Return the listing in full and exactly, but without a single picture.

*GIVEN DATA*:
- - - - -
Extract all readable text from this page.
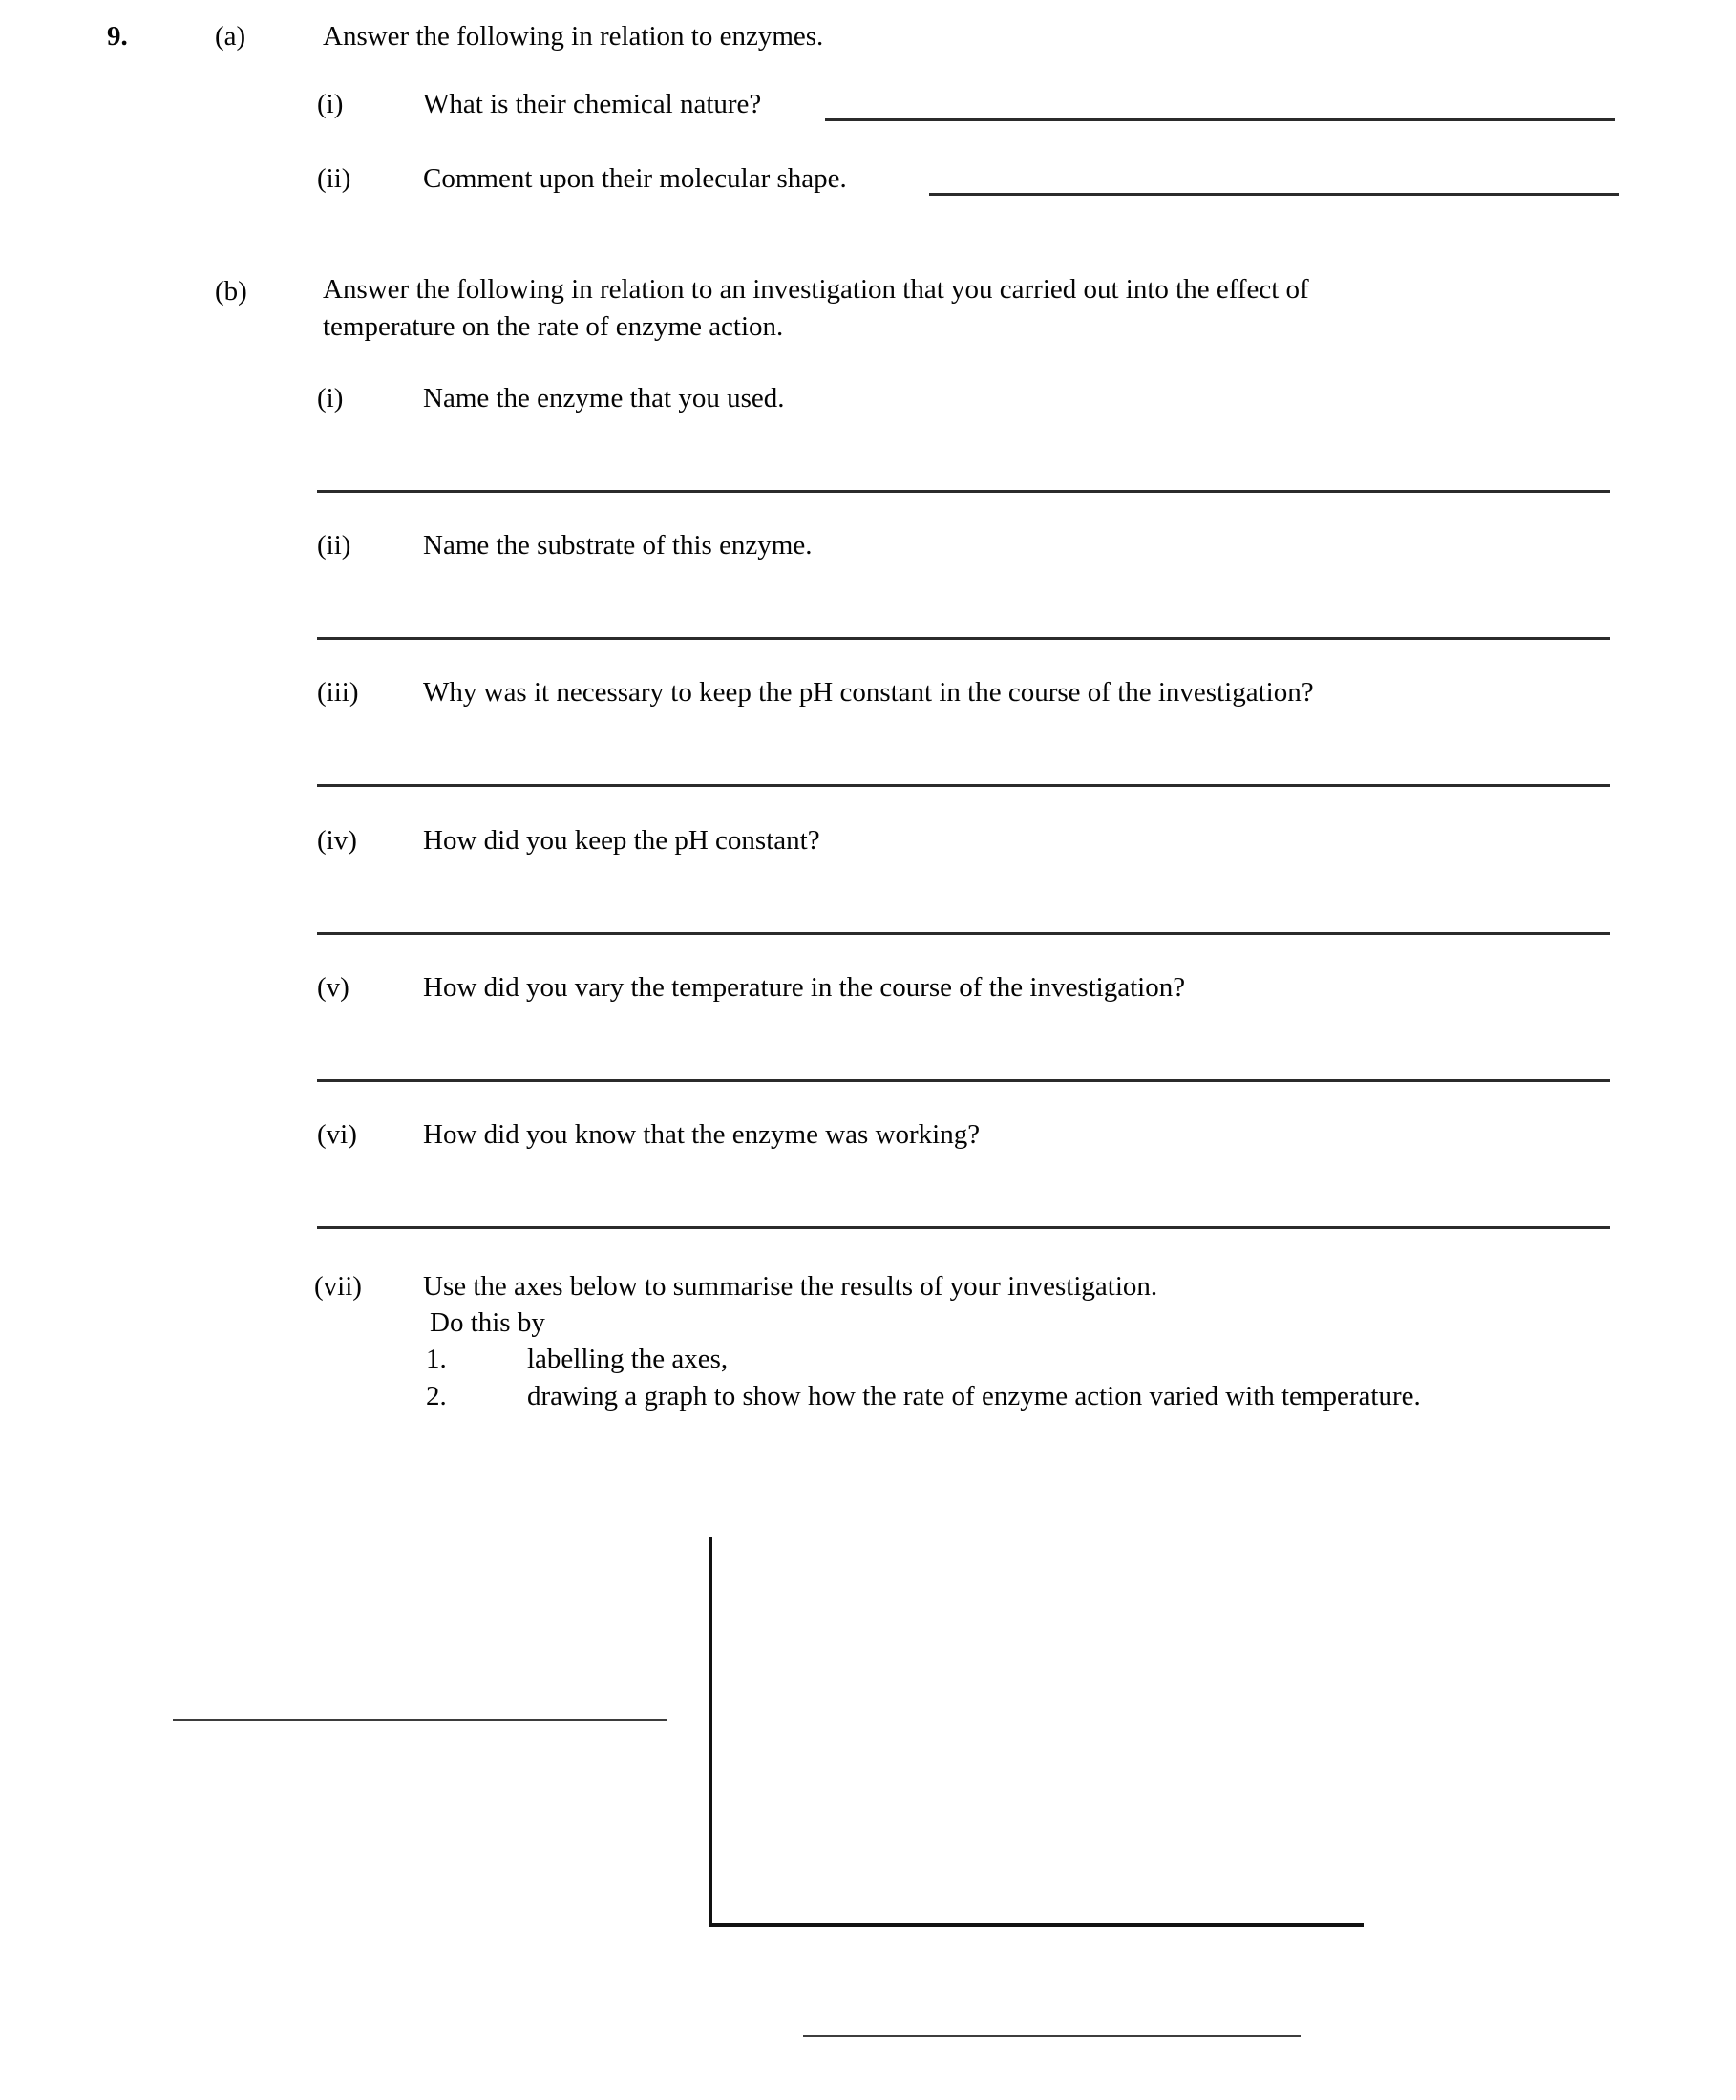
9.	(a)	Answer the following in relation to enzymes.
(i)	What is their chemical nature?
(ii)	Comment upon their molecular shape.
(b)	Answer the following in relation to an investigation that you carried out into the effect of
temperature on the rate of enzyme action.
(i)	Name the enzyme that you used.
(ii)	Name the substrate of this enzyme.
(iii) Why was it necessary to keep the pH constant in the course of the investigation?
(iv) How did you keep the pH constant?
(v)	How did you vary the temperature in the course of the investigation?
(vi) How did you know that the enzyme was working?
(vii) Use the axes below to summarise the results of your investigation.
Do this by
1.	labelling the axes,
2.	drawing a graph to show how the rate of enzyme action varied with temperature.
- - - - -
*OUTPUT OF THE EXERCISE*:
Extract all readable text from this page.
9.	(a)	Answer the following in relation to enzymes.
(i)	What is their chemical nature?
(ii)	Comment upon their molecular shape.
(b)	Answer the following in relation to an investigation that you carried out into the effect of
temperature on the rate of enzyme action.
(i)	Name the enzyme that you used.
(ii)	Name the substrate of this enzyme.
(iii) Why was it necessary to keep the pH constant in the course of the investigation?
(iv) How did you keep the pH constant?
(v)	How did you vary the temperature in the course of the investigation?
(vi) How did you know that the enzyme was working?
(vii) Use the axes below to summarise the results of your investigation.
Do this by
1.	labelling the axes,
2.	drawing a graph to show how the rate of enzyme action varied with temperature.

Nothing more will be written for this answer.